EXERCISE
Type out every line below exactly as it reads.

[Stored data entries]

.....

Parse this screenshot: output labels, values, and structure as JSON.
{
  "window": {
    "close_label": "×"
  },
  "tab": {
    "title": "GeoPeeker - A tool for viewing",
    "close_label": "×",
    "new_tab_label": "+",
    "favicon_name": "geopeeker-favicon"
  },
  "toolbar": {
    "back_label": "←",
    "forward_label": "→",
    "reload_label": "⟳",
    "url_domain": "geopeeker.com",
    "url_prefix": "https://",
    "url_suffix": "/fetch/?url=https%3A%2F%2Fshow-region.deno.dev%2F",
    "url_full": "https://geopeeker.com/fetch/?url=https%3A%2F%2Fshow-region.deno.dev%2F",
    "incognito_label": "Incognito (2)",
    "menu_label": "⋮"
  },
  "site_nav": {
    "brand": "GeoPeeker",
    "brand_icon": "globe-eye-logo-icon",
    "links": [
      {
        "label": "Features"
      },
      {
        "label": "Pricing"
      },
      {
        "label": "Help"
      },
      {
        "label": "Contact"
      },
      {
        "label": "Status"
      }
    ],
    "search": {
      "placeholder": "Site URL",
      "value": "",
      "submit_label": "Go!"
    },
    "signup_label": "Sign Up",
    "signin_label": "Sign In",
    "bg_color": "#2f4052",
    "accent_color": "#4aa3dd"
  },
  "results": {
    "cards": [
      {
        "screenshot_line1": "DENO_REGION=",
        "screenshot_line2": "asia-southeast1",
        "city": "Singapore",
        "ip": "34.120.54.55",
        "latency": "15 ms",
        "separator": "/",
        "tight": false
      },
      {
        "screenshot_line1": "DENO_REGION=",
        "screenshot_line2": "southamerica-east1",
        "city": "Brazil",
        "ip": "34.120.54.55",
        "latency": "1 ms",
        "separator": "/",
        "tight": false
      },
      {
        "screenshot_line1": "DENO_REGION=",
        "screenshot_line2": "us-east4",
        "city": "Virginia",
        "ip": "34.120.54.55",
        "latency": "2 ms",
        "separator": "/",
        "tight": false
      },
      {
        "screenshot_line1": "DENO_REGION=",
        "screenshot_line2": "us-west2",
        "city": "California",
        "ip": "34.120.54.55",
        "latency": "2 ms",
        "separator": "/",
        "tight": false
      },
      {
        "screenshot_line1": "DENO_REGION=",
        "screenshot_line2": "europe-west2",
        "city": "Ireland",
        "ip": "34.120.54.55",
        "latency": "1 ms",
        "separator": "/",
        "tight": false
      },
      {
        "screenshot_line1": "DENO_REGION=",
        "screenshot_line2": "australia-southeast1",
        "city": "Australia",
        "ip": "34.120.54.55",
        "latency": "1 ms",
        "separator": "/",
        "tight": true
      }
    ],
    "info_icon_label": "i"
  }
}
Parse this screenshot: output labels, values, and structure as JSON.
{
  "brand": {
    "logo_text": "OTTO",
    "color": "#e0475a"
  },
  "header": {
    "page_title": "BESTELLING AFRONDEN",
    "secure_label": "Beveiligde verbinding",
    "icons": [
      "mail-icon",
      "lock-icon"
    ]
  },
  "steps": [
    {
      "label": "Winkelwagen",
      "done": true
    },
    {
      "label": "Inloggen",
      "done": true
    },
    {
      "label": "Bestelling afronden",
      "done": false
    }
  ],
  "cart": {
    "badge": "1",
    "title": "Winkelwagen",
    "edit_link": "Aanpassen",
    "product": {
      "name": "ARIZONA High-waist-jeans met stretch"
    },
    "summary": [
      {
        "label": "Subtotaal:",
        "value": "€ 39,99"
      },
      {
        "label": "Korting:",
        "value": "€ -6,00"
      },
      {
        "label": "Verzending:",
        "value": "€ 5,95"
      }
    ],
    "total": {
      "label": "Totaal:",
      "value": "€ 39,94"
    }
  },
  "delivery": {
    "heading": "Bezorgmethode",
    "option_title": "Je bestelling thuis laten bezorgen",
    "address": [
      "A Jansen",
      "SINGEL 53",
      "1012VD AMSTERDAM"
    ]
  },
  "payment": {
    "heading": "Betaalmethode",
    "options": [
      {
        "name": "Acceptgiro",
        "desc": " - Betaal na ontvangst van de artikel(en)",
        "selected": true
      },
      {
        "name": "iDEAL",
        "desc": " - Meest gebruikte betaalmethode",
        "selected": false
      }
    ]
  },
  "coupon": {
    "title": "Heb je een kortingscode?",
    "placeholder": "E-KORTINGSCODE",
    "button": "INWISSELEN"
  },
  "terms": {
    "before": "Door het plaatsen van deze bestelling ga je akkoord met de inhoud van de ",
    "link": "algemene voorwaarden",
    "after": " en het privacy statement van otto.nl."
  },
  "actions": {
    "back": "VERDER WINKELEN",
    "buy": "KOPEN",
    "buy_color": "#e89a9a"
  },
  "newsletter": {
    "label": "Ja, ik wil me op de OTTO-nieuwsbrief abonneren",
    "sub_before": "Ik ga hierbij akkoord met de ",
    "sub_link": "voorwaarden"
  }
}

.....

WRITTEN SOLUTION
Parse this screenshot: output labels, values, and structure as JSON.
{
  "window": {
    "close_label": "×"
  },
  "tab": {
    "title": "GeoPeeker - A tool for viewing",
    "close_label": "×",
    "new_tab_label": "+",
    "favicon_name": "geopeeker-favicon"
  },
  "toolbar": {
    "back_label": "←",
    "forward_label": "→",
    "reload_label": "⟳",
    "url_domain": "geopeeker.com",
    "url_prefix": "https://",
    "url_suffix": "/fetch/?url=https%3A%2F%2Fshow-region.deno.dev%2F",
    "url_full": "https://geopeeker.com/fetch/?url=https%3A%2F%2Fshow-region.deno.dev%2F",
    "incognito_label": "Incognito (2)",
    "menu_label": "⋮"
  },
  "site_nav": {
    "brand": "GeoPeeker",
    "brand_icon": "globe-eye-logo-icon",
    "links": [
      {
        "label": "Features"
      },
      {
        "label": "Pricing"
      },
      {
        "label": "Help"
      },
      {
        "label": "Contact"
      },
      {
        "label": "Status"
      }
    ],
    "search": {
      "placeholder": "Site URL",
      "value": "",
      "submit_label": "Go!"
    },
    "signup_label": "Sign Up",
    "signin_label": "Sign In",
    "bg_color": "#2f4052",
    "accent_color": "#4aa3dd"
  },
  "results": {
    "cards": [
      {
        "screenshot_line1": "DENO_REGION=",
        "screenshot_line2": "asia-southeast1",
        "city": "Singapore",
        "ip": "34.120.54.55",
        "latency": "15 ms",
        "separator": "/",
        "tight": false
      },
      {
        "screenshot_line1": "DENO_REGION=",
        "screenshot_line2": "southamerica-east1",
        "city": "Brazil",
        "ip": "34.120.54.55",
        "latency": "1 ms",
        "separator": "/",
        "tight": false
      },
      {
        "screenshot_line1": "DENO_REGION=",
        "screenshot_line2": "us-east4",
        "city": "Virginia",
        "ip": "34.120.54.55",
        "latency": "2 ms",
        "separator": "/",
        "tight": false
      },
      {
        "screenshot_line1": "DENO_REGION=",
        "screenshot_line2": "us-west2",
        "city": "California",
        "ip": "34.120.54.55",
        "latency": "2 ms",
        "separator": "/",
        "tight": false
      },
      {
        "screenshot_line1": "DENO_REGION=",
        "screenshot_line2": "europe-west2",
        "city": "Ireland",
        "ip": "34.120.54.55",
        "latency": "1 ms",
        "separator": "/",
        "tight": false
      },
      {
        "screenshot_line1": "DENO_REGION=",
        "screenshot_line2": "australia-southeast1",
        "city": "Australia",
        "ip": "34.120.54.55",
        "latency": "1 ms",
        "separator": "/",
        "tight": true
      }
    ],
    "info_icon_label": "i"
  }
}
Parse this screenshot: output labels, values, and structure as JSON.
{
  "brand": {
    "logo_text": "OTTO",
    "color": "#e0475a"
  },
  "header": {
    "page_title": "BESTELLING AFRONDEN",
    "secure_label": "Beveiligde verbinding",
    "icons": [
      "mail-icon",
      "lock-icon"
    ]
  },
  "steps": [
    {
      "label": "Winkelwagen",
      "done": true
    },
    {
      "label": "Inloggen",
      "done": true
    },
    {
      "label": "Bestelling afronden",
      "done": false
    }
  ],
  "cart": {
    "badge": "1",
    "title": "Winkelwagen",
    "edit_link": "Aanpassen",
    "product": {
      "name": "ARIZONA High-waist-jeans met stretch"
    },
    "summary": [
      {
        "label": "Subtotaal:",
        "value": "€ 39,99"
      },
      {
        "label": "Korting:",
        "value": "€ -6,00"
      },
      {
        "label": "Verzending:",
        "value": "€ 5,95"
      }
    ],
    "total": {
      "label": "Totaal:",
      "value": "€ 39,94"
    }
  },
  "delivery": {
    "heading": "Bezorgmethode",
    "option_title": "Je bestelling thuis laten bezorgen",
    "address": [
      "A Jansen",
      "SINGEL 53",
      "1012VD AMSTERDAM"
    ]
  },
  "payment": {
    "heading": "Betaalmethode",
    "options": [
      {
        "name": "Acceptgiro",
        "desc": " - Betaal na ontvangst van de artikel(en)",
        "selected": true
      },
      {
        "name": "iDEAL",
        "desc": " - Meest gebruikte betaalmethode",
        "selected": false
      }
    ]
  },
  "coupon": {
    "title": "Heb je een kortingscode?",
    "placeholder": "E-KORTINGSCODE",
    "button": "INWISSELEN"
  },
  "terms": {
    "before": "Door het plaatsen van deze bestelling ga je akkoord met de inhoud van de ",
    "link": "algemene voorwaarden",
    "after": " en het privacy statement van otto.nl."
  },
  "actions": {
    "back": "VERDER WINKELEN",
    "buy": "KOPEN",
    "buy_color": "#e89a9a"
  },
  "newsletter": {
    "label": "Ja, ik wil me op de OTTO-nieuwsbrief abonneren",
    "sub_before": "Ik ga hierbij akkoord met de ",
    "sub_link": "voorwaarden"
  }
}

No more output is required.